SUPPLIED MATERIAL:
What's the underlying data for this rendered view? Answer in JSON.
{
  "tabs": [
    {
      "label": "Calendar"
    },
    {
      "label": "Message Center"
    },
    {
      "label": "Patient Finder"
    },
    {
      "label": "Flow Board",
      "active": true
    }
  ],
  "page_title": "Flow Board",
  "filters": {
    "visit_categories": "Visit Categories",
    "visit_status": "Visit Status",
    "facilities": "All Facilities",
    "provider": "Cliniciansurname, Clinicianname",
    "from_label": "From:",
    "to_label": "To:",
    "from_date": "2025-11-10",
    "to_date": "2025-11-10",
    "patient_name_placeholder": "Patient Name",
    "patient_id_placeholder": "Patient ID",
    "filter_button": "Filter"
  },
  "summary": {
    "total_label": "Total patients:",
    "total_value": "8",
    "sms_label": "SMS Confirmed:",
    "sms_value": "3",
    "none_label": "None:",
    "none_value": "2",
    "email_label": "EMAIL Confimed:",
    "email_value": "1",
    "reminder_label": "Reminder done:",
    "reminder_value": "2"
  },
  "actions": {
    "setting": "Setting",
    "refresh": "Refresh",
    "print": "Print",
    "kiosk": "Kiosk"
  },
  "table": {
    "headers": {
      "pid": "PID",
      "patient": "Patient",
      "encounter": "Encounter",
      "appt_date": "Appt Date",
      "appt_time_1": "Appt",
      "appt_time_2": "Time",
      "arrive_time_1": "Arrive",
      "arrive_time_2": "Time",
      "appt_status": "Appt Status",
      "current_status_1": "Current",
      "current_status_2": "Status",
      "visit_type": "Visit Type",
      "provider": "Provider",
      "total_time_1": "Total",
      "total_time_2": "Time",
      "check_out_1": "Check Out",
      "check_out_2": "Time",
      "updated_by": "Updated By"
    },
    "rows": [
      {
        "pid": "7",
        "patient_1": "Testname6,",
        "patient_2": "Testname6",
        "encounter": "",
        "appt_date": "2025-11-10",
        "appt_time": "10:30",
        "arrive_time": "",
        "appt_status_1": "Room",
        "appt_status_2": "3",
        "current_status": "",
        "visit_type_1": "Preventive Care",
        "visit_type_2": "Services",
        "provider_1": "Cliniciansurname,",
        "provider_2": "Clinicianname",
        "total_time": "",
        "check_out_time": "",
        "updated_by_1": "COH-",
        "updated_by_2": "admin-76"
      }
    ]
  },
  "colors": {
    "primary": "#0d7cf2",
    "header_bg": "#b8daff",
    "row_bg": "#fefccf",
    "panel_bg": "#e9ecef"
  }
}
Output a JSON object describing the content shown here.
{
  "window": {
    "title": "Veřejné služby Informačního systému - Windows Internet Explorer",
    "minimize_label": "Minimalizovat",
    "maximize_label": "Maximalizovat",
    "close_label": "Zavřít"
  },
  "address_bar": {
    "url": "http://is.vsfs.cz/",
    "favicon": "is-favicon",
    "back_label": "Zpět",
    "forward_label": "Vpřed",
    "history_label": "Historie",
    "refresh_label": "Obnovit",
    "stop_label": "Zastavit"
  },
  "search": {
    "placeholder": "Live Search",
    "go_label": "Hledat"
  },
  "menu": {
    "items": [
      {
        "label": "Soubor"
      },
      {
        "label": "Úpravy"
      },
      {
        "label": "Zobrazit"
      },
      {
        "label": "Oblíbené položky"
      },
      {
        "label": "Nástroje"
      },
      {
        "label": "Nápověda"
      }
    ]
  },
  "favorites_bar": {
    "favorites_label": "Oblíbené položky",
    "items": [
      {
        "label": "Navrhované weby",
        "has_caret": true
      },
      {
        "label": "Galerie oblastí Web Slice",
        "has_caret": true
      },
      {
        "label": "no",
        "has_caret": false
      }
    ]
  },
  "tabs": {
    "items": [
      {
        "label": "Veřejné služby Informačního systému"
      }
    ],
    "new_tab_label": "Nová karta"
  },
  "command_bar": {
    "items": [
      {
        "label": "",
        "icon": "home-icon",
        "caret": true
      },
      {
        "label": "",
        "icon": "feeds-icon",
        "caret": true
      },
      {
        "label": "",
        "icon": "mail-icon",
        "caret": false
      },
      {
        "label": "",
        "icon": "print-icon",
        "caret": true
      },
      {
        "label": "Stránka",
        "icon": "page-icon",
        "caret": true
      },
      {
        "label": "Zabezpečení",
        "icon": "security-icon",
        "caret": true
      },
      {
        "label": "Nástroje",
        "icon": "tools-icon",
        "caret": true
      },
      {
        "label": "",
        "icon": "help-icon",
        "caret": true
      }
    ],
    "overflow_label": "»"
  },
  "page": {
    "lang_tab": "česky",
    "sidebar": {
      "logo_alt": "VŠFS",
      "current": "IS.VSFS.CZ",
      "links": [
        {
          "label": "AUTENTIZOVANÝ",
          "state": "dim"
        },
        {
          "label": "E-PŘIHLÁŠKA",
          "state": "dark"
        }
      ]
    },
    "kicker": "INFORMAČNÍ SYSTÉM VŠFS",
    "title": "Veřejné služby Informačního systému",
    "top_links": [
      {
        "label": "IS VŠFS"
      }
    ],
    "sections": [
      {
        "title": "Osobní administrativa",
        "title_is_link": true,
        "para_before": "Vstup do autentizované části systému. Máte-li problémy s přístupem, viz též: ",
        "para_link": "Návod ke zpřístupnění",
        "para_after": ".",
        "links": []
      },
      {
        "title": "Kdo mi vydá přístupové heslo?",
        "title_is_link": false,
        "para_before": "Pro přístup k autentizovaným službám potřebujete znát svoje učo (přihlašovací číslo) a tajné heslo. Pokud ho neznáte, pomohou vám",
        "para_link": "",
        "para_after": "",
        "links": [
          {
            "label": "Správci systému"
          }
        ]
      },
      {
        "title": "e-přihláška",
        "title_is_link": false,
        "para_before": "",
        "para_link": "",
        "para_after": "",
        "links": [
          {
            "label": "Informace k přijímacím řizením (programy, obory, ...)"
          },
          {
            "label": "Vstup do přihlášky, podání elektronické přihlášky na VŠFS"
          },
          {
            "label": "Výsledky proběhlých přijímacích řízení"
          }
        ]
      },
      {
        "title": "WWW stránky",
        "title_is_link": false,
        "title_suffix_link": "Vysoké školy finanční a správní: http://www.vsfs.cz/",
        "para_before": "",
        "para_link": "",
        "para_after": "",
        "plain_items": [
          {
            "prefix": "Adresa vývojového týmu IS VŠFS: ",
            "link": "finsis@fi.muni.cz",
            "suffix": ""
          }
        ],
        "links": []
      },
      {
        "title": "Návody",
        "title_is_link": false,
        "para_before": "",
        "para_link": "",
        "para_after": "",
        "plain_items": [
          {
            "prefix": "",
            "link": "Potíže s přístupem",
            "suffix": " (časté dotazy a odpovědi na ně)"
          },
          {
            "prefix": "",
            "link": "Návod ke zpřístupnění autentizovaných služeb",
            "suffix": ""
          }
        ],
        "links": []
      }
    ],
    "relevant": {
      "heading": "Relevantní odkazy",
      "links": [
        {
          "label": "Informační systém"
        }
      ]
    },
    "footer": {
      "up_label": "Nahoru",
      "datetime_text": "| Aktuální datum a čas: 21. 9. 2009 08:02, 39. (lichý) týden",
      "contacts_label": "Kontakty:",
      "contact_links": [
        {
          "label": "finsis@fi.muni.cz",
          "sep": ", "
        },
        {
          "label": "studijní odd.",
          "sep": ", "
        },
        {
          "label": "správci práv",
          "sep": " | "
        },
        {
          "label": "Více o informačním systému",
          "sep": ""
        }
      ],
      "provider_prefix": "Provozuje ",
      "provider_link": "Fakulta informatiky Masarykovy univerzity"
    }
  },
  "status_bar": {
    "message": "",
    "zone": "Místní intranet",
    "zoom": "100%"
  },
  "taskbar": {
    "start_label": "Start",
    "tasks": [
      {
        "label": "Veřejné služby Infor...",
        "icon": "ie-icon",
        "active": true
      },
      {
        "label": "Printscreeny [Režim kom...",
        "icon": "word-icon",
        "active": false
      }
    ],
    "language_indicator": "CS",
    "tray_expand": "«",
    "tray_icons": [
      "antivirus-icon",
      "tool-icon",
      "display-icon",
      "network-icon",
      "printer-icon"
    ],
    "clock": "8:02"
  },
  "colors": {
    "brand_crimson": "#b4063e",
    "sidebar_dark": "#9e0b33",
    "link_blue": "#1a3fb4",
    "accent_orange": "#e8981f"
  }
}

WORK INSTRUCTIONS: Take the word "Veřejné" and find each line of the material that contains it. Copy those lines.

REPLY TO THE EXERCISE:
    "title": "Veřejné služby Informačního systému - Windows Internet Explorer",
        "label": "Veřejné služby Informačního systému"
    "title": "Veřejné služby Informačního systému",
        "label": "Veřejné služby Infor...",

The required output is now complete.